** Start of EXTRACTED RECORDS **
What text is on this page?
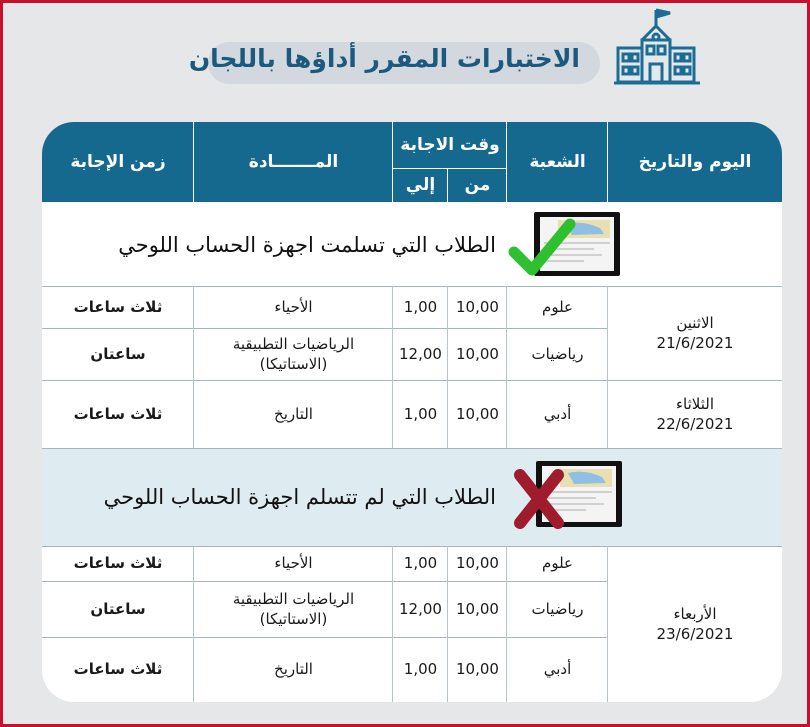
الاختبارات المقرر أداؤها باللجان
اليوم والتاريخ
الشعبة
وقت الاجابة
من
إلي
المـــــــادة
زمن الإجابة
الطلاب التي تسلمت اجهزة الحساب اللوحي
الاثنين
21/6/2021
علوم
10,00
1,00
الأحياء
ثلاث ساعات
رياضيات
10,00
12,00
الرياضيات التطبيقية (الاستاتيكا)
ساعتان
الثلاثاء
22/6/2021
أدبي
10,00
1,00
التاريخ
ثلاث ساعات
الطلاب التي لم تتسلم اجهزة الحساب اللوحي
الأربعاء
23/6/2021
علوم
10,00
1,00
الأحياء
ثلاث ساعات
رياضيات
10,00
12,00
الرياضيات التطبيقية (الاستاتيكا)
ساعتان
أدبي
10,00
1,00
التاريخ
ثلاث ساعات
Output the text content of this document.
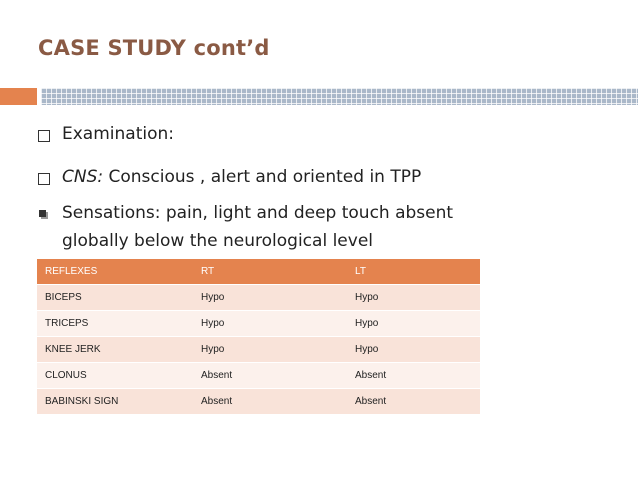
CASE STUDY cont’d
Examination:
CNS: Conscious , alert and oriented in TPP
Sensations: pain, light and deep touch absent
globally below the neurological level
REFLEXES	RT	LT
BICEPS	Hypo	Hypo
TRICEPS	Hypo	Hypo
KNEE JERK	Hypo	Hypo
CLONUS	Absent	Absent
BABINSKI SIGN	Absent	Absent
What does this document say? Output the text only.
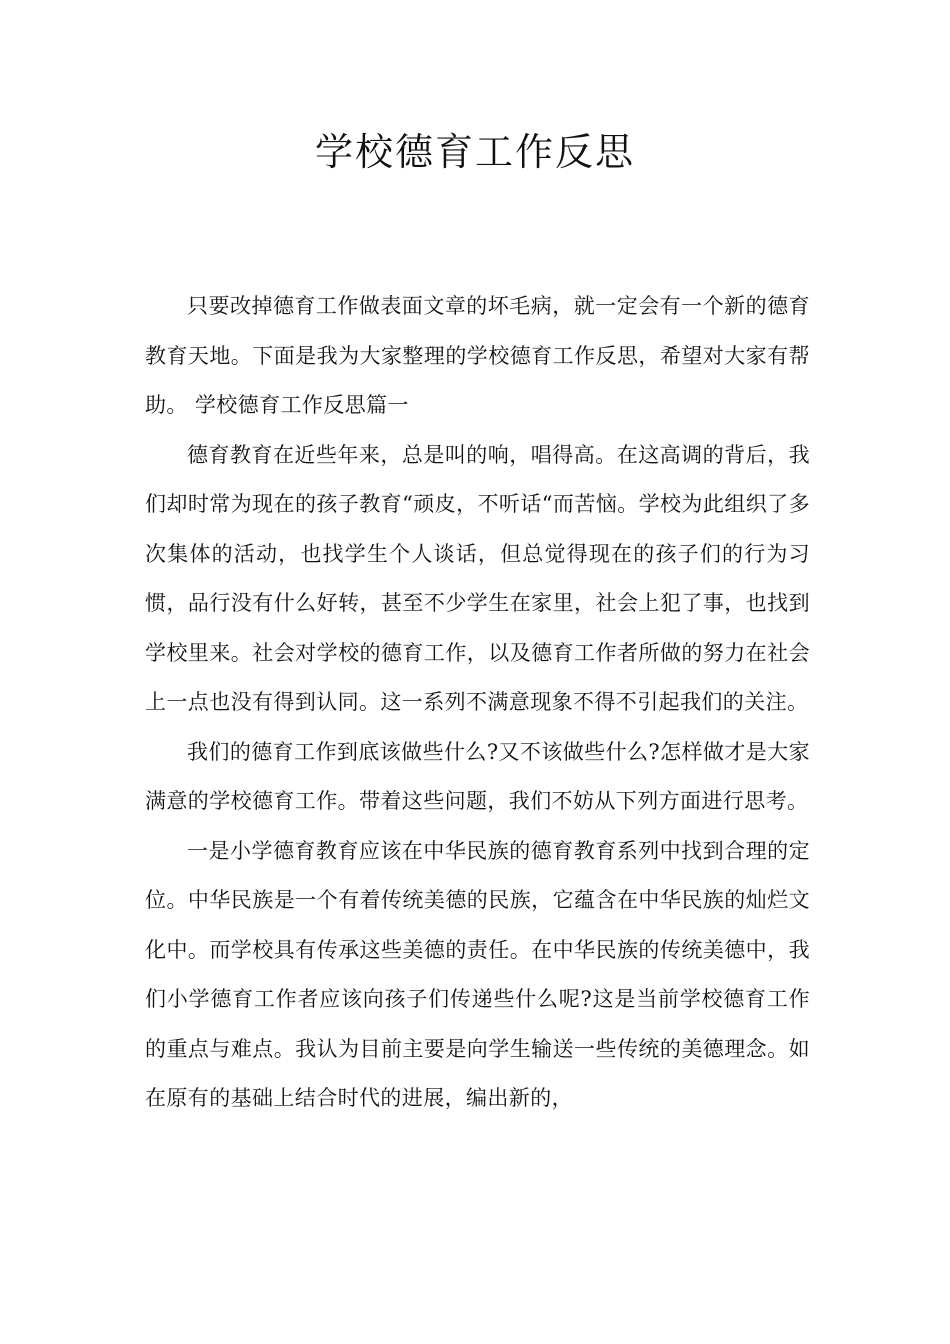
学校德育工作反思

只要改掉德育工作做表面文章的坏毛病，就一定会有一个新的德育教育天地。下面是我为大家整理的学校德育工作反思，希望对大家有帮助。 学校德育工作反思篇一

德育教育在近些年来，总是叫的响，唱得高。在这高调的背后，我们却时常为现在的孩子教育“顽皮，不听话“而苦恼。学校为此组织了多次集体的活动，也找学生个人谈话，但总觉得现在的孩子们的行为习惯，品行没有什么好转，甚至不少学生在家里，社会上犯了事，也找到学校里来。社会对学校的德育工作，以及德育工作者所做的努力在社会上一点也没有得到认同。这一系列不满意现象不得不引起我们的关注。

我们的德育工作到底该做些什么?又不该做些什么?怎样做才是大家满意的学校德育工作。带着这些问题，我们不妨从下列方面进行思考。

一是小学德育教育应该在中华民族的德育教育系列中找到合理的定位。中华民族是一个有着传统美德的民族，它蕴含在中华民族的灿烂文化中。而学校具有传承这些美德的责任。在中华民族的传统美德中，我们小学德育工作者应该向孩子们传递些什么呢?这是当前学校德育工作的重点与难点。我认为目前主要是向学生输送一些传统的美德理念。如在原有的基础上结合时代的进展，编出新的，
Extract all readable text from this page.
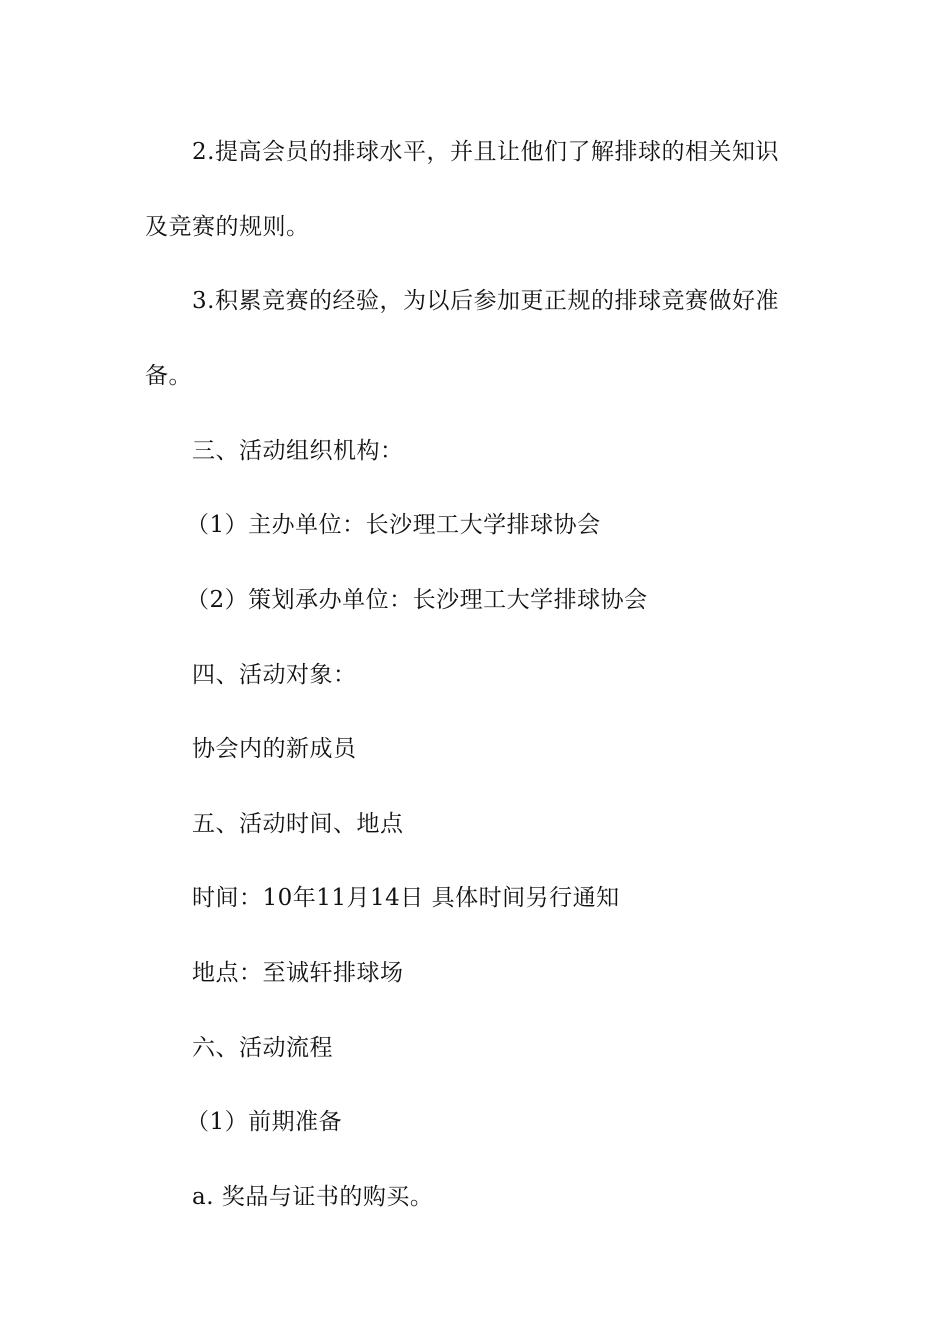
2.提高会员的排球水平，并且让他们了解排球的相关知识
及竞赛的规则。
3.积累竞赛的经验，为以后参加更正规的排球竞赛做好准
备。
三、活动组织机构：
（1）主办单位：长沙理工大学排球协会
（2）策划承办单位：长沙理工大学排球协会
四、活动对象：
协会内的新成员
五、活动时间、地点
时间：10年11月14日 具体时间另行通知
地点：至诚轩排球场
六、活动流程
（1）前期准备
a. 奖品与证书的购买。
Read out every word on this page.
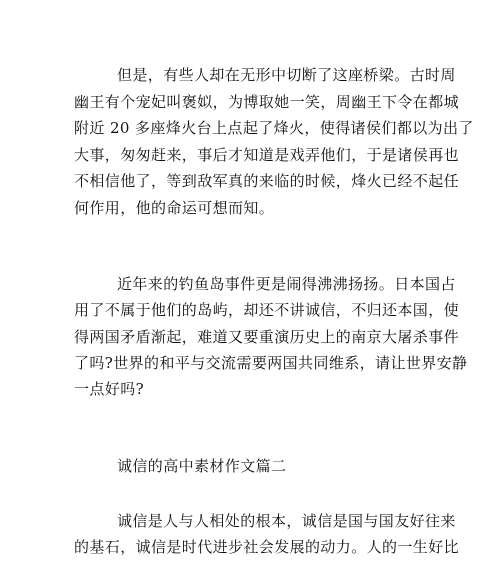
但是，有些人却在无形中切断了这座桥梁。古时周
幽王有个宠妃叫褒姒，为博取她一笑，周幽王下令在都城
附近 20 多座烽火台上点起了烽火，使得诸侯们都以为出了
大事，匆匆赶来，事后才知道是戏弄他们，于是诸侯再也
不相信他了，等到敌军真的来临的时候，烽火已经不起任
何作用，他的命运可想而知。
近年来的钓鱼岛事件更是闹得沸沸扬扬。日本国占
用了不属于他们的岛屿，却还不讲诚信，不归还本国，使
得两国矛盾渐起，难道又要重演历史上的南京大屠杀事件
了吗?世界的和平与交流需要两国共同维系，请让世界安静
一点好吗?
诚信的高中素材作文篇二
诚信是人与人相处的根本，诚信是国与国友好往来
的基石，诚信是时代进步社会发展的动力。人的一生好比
** End of EXTRACTED RECORDS **
WORK TO DO >>
Please reproduce nothing but the lines from the one containing "Read out every word on this page." through the closing line of the listing, retyped word for word, pictures excluded.

ANSWER TO THE EXERCISE >>
Read out every word on this page.
但是，有些人却在无形中切断了这座桥梁。古时周
幽王有个宠妃叫褒姒，为博取她一笑，周幽王下令在都城
附近 20 多座烽火台上点起了烽火，使得诸侯们都以为出了
大事，匆匆赶来，事后才知道是戏弄他们，于是诸侯再也
不相信他了，等到敌军真的来临的时候，烽火已经不起任
何作用，他的命运可想而知。
近年来的钓鱼岛事件更是闹得沸沸扬扬。日本国占
用了不属于他们的岛屿，却还不讲诚信，不归还本国，使
得两国矛盾渐起，难道又要重演历史上的南京大屠杀事件
了吗?世界的和平与交流需要两国共同维系，请让世界安静
一点好吗?
诚信的高中素材作文篇二
诚信是人与人相处的根本，诚信是国与国友好往来
的基石，诚信是时代进步社会发展的动力。人的一生好比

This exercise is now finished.